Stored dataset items
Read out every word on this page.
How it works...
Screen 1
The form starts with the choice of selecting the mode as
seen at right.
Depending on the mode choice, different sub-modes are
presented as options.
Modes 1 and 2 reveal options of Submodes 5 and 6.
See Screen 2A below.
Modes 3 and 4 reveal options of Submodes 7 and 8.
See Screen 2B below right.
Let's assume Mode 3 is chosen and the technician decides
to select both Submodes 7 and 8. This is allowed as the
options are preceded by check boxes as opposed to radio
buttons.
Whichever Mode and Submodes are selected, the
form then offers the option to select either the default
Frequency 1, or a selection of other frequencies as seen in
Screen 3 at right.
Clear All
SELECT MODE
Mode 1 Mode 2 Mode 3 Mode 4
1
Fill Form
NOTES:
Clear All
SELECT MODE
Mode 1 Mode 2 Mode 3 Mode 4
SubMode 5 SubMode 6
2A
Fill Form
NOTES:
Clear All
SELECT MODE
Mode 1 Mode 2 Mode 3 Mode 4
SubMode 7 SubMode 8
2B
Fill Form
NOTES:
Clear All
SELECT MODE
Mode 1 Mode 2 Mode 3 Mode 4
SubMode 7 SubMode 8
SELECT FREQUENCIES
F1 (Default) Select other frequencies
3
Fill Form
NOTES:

● Set problem: Repeat the material in full, exactly as it stands.

● Task result:
Read out every word on this page.
How it works...
Screen 1
The form starts with the choice of selecting the mode as
seen at right.
Depending on the mode choice, different sub-modes are
presented as options.
Modes 1 and 2 reveal options of Submodes 5 and 6.
See Screen 2A below.
Modes 3 and 4 reveal options of Submodes 7 and 8.
See Screen 2B below right.
Let's assume Mode 3 is chosen and the technician decides
to select both Submodes 7 and 8. This is allowed as the
options are preceded by check boxes as opposed to radio
buttons.
Whichever Mode and Submodes are selected, the
form then offers the option to select either the default
Frequency 1, or a selection of other frequencies as seen in
Screen 3 at right.
Clear All
SELECT MODE
Mode 1 Mode 2 Mode 3 Mode 4
1
Fill Form
NOTES:
Clear All
SELECT MODE
Mode 1 Mode 2 Mode 3 Mode 4
SubMode 5 SubMode 6
2A
Fill Form
NOTES:
Clear All
SELECT MODE
Mode 1 Mode 2 Mode 3 Mode 4
SubMode 7 SubMode 8
2B
Fill Form
NOTES:
Clear All
SELECT MODE
Mode 1 Mode 2 Mode 3 Mode 4
SubMode 7 SubMode 8
SELECT FREQUENCIES
F1 (Default) Select other frequencies
3
Fill Form
NOTES:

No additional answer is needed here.